Stored data entries
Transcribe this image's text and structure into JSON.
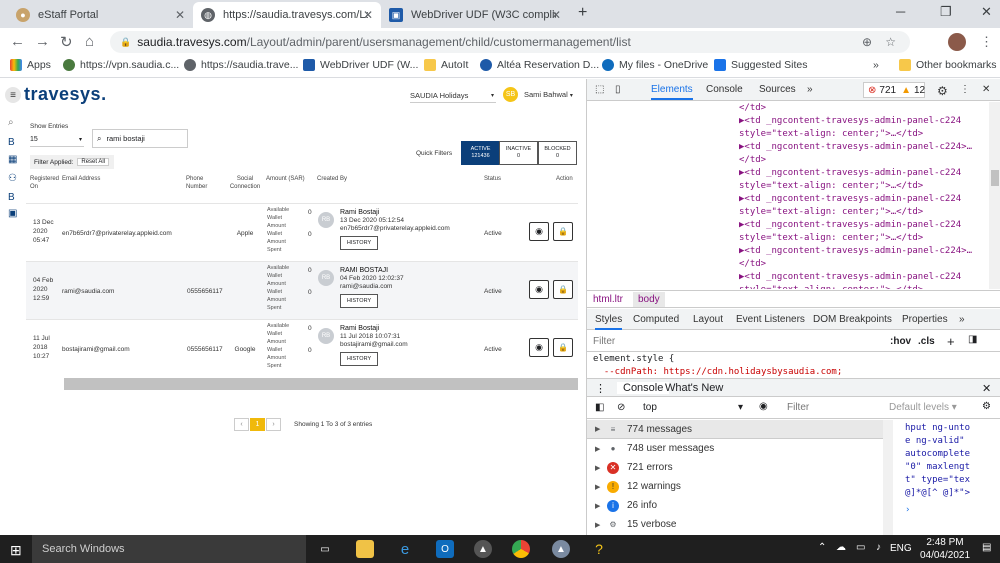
{
  "browser": {
    "tabs": [
      {
        "title": "eStaff Portal",
        "active": false
      },
      {
        "title": "https://saudia.travesys.com/Layo",
        "active": true
      },
      {
        "title": "WebDriver UDF (W3C compliant",
        "active": false
      }
    ],
    "url_host": "saudia.travesys.com",
    "url_path": "/Layout/admin/parent/usersmanagement/child/customermanagement/list",
    "bookmarks": [
      "Apps",
      "https://vpn.saudia.c...",
      "https://saudia.trave...",
      "WebDriver UDF (W...",
      "AutoIt",
      "Altéa Reservation D...",
      "My files - OneDrive",
      "Suggested Sites"
    ],
    "other_bookmarks": "Other bookmarks",
    "more": "»"
  },
  "app": {
    "logo": "travesys.",
    "org_select": "SAUDIA Holidays",
    "user_initials": "SB",
    "user_name": "Sami Bahwal",
    "show_entries_label": "Show Entries",
    "show_entries_value": "15",
    "search_value": "rami bostaji",
    "filter_applied_label": "Filter Applied:",
    "reset_all": "Reset All",
    "quick_filters_label": "Quick Filters",
    "quick_filters": [
      {
        "label": "ACTIVE",
        "count": "121436"
      },
      {
        "label": "INACTIVE",
        "count": "0"
      },
      {
        "label": "BLOCKED",
        "count": "0"
      }
    ],
    "columns": [
      "Registered On",
      "Email Address",
      "Phone Number",
      "Social Connection",
      "Amount (SAR)",
      "Created By",
      "Status",
      "Action"
    ],
    "rows": [
      {
        "registered": [
          "13 Dec",
          "2020",
          "05:47"
        ],
        "email": "en7b65rdr7@privaterelay.appleid.com",
        "phone": "",
        "social": "Apple",
        "amounts": [
          "Available",
          "Wallet",
          "Amount",
          "Wallet",
          "Amount",
          "Spent"
        ],
        "amount_values": [
          "0",
          "0"
        ],
        "initials": "RB",
        "creator_name": "Rami Bostaji",
        "creator_date": "13 Dec 2020 05:12:54",
        "creator_email": "en7b65rdr7@privaterelay.appleid.com",
        "history": "HISTORY",
        "status": "Active"
      },
      {
        "registered": [
          "04 Feb",
          "2020",
          "12:59"
        ],
        "email": "rami@saudia.com",
        "phone": "0555656117",
        "social": "",
        "amounts": [
          "Available",
          "Wallet",
          "Amount",
          "Wallet",
          "Amount",
          "Spent"
        ],
        "amount_values": [
          "0",
          "0"
        ],
        "initials": "RB",
        "creator_name": "RAMI BOSTAJI",
        "creator_date": "04 Feb 2020 12:02:37",
        "creator_email": "rami@saudia.com",
        "history": "HISTORY",
        "status": "Active"
      },
      {
        "registered": [
          "11 Jul",
          "2018",
          "10:27"
        ],
        "email": "bostajirami@gmail.com",
        "phone": "0555656117",
        "social": "Google",
        "amounts": [
          "Available",
          "Wallet",
          "Amount",
          "Wallet",
          "Amount",
          "Spent"
        ],
        "amount_values": [
          "0",
          "0"
        ],
        "initials": "RB",
        "creator_name": "Rami Bostaji",
        "creator_date": "11 Jul 2018 10:07:31",
        "creator_email": "bostajirami@gmail.com",
        "history": "HISTORY",
        "status": "Active"
      }
    ],
    "pager_current": "1",
    "pager_prev": "‹",
    "pager_next": "›",
    "showing": "Showing 1 To 3 of 3 entries"
  },
  "devtools": {
    "tabs": [
      "Elements",
      "Console",
      "Sources"
    ],
    "more": "»",
    "errors": "721",
    "warnings": "12",
    "dom_lines": [
      "</td>",
      "▶<td _ngcontent-travesys-admin-panel-c224",
      "style=\"text-align: center;\">…</td>",
      "▶<td _ngcontent-travesys-admin-panel-c224>…",
      "</td>",
      "▶<td _ngcontent-travesys-admin-panel-c224",
      "style=\"text-align: center;\">…</td>",
      "▶<td _ngcontent-travesys-admin-panel-c224",
      "style=\"text-align: center;\">…</td>",
      "▶<td _ngcontent-travesys-admin-panel-c224",
      "style=\"text-align: center;\">…</td>",
      "▶<td _ngcontent-travesys-admin-panel-c224>…",
      "</td>",
      "▶<td _ngcontent-travesys-admin-panel-c224",
      "style=\"text-align: center;\">…</td>"
    ],
    "crumbs": [
      "html.ltr",
      "body"
    ],
    "styles_tabs": [
      "Styles",
      "Computed",
      "Layout",
      "Event Listeners",
      "DOM Breakpoints",
      "Properties"
    ],
    "filter_placeholder": "Filter",
    "hov": ":hov",
    "cls": ".cls",
    "css_lines": [
      "element.style {",
      "  --cdnPath: https://cdn.holidaysbysaudia.com;"
    ],
    "drawer_tabs": [
      "Console",
      "What's New"
    ],
    "context": "top",
    "console_filter": "Filter",
    "default_levels": "Default levels ▾",
    "console_items": [
      {
        "label": "774 messages",
        "icon": "list-icon"
      },
      {
        "label": "748 user messages",
        "icon": "user-icon"
      },
      {
        "label": "721 errors",
        "icon": "error-icon"
      },
      {
        "label": "12 warnings",
        "icon": "warning-icon"
      },
      {
        "label": "26 info",
        "icon": "info-icon"
      },
      {
        "label": "15 verbose",
        "icon": "gear-icon"
      }
    ],
    "console_out": [
      "hput ng-unto",
      "e ng-valid\"",
      "autocomplete",
      "\"0\" maxlengt",
      "t\" type=\"tex",
      "@]*@[^ @]*\">"
    ],
    "prompt": "›"
  },
  "taskbar": {
    "search": "Search Windows",
    "lang": "ENG",
    "time": "2:48 PM",
    "date": "04/04/2021"
  }
}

- [GIVEN INSTRUCTION]
Restate the data above word for word. Do not include the images.

- [TASK ANSWER]
Transcribe this image's text and structure into JSON.
{
  "browser": {
    "tabs": [
      {
        "title": "eStaff Portal",
        "active": false
      },
      {
        "title": "https://saudia.travesys.com/Layo",
        "active": true
      },
      {
        "title": "WebDriver UDF (W3C compliant",
        "active": false
      }
    ],
    "url_host": "saudia.travesys.com",
    "url_path": "/Layout/admin/parent/usersmanagement/child/customermanagement/list",
    "bookmarks": [
      "Apps",
      "https://vpn.saudia.c...",
      "https://saudia.trave...",
      "WebDriver UDF (W...",
      "AutoIt",
      "Altéa Reservation D...",
      "My files - OneDrive",
      "Suggested Sites"
    ],
    "other_bookmarks": "Other bookmarks",
    "more": "»"
  },
  "app": {
    "logo": "travesys.",
    "org_select": "SAUDIA Holidays",
    "user_initials": "SB",
    "user_name": "Sami Bahwal",
    "show_entries_label": "Show Entries",
    "show_entries_value": "15",
    "search_value": "rami bostaji",
    "filter_applied_label": "Filter Applied:",
    "reset_all": "Reset All",
    "quick_filters_label": "Quick Filters",
    "quick_filters": [
      {
        "label": "ACTIVE",
        "count": "121436"
      },
      {
        "label": "INACTIVE",
        "count": "0"
      },
      {
        "label": "BLOCKED",
        "count": "0"
      }
    ],
    "columns": [
      "Registered On",
      "Email Address",
      "Phone Number",
      "Social Connection",
      "Amount (SAR)",
      "Created By",
      "Status",
      "Action"
    ],
    "rows": [
      {
        "registered": [
          "13 Dec",
          "2020",
          "05:47"
        ],
        "email": "en7b65rdr7@privaterelay.appleid.com",
        "phone": "",
        "social": "Apple",
        "amounts": [
          "Available",
          "Wallet",
          "Amount",
          "Wallet",
          "Amount",
          "Spent"
        ],
        "amount_values": [
          "0",
          "0"
        ],
        "initials": "RB",
        "creator_name": "Rami Bostaji",
        "creator_date": "13 Dec 2020 05:12:54",
        "creator_email": "en7b65rdr7@privaterelay.appleid.com",
        "history": "HISTORY",
        "status": "Active"
      },
      {
        "registered": [
          "04 Feb",
          "2020",
          "12:59"
        ],
        "email": "rami@saudia.com",
        "phone": "0555656117",
        "social": "",
        "amounts": [
          "Available",
          "Wallet",
          "Amount",
          "Wallet",
          "Amount",
          "Spent"
        ],
        "amount_values": [
          "0",
          "0"
        ],
        "initials": "RB",
        "creator_name": "RAMI BOSTAJI",
        "creator_date": "04 Feb 2020 12:02:37",
        "creator_email": "rami@saudia.com",
        "history": "HISTORY",
        "status": "Active"
      },
      {
        "registered": [
          "11 Jul",
          "2018",
          "10:27"
        ],
        "email": "bostajirami@gmail.com",
        "phone": "0555656117",
        "social": "Google",
        "amounts": [
          "Available",
          "Wallet",
          "Amount",
          "Wallet",
          "Amount",
          "Spent"
        ],
        "amount_values": [
          "0",
          "0"
        ],
        "initials": "RB",
        "creator_name": "Rami Bostaji",
        "creator_date": "11 Jul 2018 10:07:31",
        "creator_email": "bostajirami@gmail.com",
        "history": "HISTORY",
        "status": "Active"
      }
    ],
    "pager_current": "1",
    "pager_prev": "‹",
    "pager_next": "›",
    "showing": "Showing 1 To 3 of 3 entries"
  },
  "devtools": {
    "tabs": [
      "Elements",
      "Console",
      "Sources"
    ],
    "more": "»",
    "errors": "721",
    "warnings": "12",
    "dom_lines": [
      "</td>",
      "▶<td _ngcontent-travesys-admin-panel-c224",
      "style=\"text-align: center;\">…</td>",
      "▶<td _ngcontent-travesys-admin-panel-c224>…",
      "</td>",
      "▶<td _ngcontent-travesys-admin-panel-c224",
      "style=\"text-align: center;\">…</td>",
      "▶<td _ngcontent-travesys-admin-panel-c224",
      "style=\"text-align: center;\">…</td>",
      "▶<td _ngcontent-travesys-admin-panel-c224",
      "style=\"text-align: center;\">…</td>",
      "▶<td _ngcontent-travesys-admin-panel-c224>…",
      "</td>",
      "▶<td _ngcontent-travesys-admin-panel-c224",
      "style=\"text-align: center;\">…</td>"
    ],
    "crumbs": [
      "html.ltr",
      "body"
    ],
    "styles_tabs": [
      "Styles",
      "Computed",
      "Layout",
      "Event Listeners",
      "DOM Breakpoints",
      "Properties"
    ],
    "filter_placeholder": "Filter",
    "hov": ":hov",
    "cls": ".cls",
    "css_lines": [
      "element.style {",
      "  --cdnPath: https://cdn.holidaysbysaudia.com;"
    ],
    "drawer_tabs": [
      "Console",
      "What's New"
    ],
    "context": "top",
    "console_filter": "Filter",
    "default_levels": "Default levels ▾",
    "console_items": [
      {
        "label": "774 messages",
        "icon": "list-icon"
      },
      {
        "label": "748 user messages",
        "icon": "user-icon"
      },
      {
        "label": "721 errors",
        "icon": "error-icon"
      },
      {
        "label": "12 warnings",
        "icon": "warning-icon"
      },
      {
        "label": "26 info",
        "icon": "info-icon"
      },
      {
        "label": "15 verbose",
        "icon": "gear-icon"
      }
    ],
    "console_out": [
      "hput ng-unto",
      "e ng-valid\"",
      "autocomplete",
      "\"0\" maxlengt",
      "t\" type=\"tex",
      "@]*@[^ @]*\">"
    ],
    "prompt": "›"
  },
  "taskbar": {
    "search": "Search Windows",
    "lang": "ENG",
    "time": "2:48 PM",
    "date": "04/04/2021"
  }
}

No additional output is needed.